RECORD SET ▸

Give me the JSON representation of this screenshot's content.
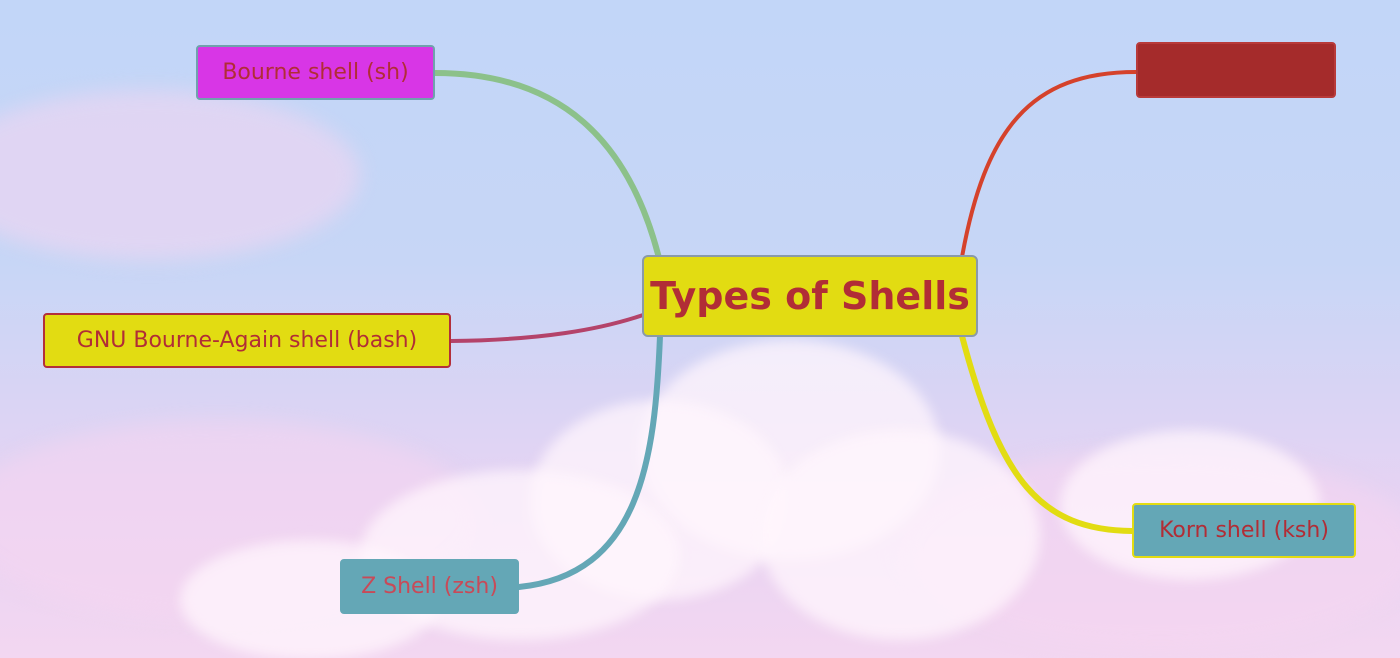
{
  "central": {
    "label": "Types of Shells",
    "color": "#e2dc12"
  },
  "branches": [
    {
      "id": "bourne",
      "label": "Bourne shell (sh)",
      "fill": "#d836e6",
      "link_color": "#8cc18a"
    },
    {
      "id": "bash",
      "label": "GNU Bourne-Again shell (bash)",
      "fill": "#e2dc12",
      "link_color": "#b4436a"
    },
    {
      "id": "zsh",
      "label": "Z Shell (zsh)",
      "fill": "#64a7b6",
      "link_color": "#64a7b6"
    },
    {
      "id": "red",
      "label": "",
      "fill": "#a52b2b",
      "link_color": "#d5422b"
    },
    {
      "id": "ksh",
      "label": "Korn shell (ksh)",
      "fill": "#64a7b6",
      "link_color": "#e2dc12"
    }
  ],
  "text_color": "#b12d36"
}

GIVEN INSTRUCTION ▸ Above are records with pictures; repeat the records exactly and leave the pictures out.

ANSWER FOR THE TASK ▸
Give me the JSON representation of this screenshot's content.
{
  "central": {
    "label": "Types of Shells",
    "color": "#e2dc12"
  },
  "branches": [
    {
      "id": "bourne",
      "label": "Bourne shell (sh)",
      "fill": "#d836e6",
      "link_color": "#8cc18a"
    },
    {
      "id": "bash",
      "label": "GNU Bourne-Again shell (bash)",
      "fill": "#e2dc12",
      "link_color": "#b4436a"
    },
    {
      "id": "zsh",
      "label": "Z Shell (zsh)",
      "fill": "#64a7b6",
      "link_color": "#64a7b6"
    },
    {
      "id": "red",
      "label": "",
      "fill": "#a52b2b",
      "link_color": "#d5422b"
    },
    {
      "id": "ksh",
      "label": "Korn shell (ksh)",
      "fill": "#64a7b6",
      "link_color": "#e2dc12"
    }
  ],
  "text_color": "#b12d36"
}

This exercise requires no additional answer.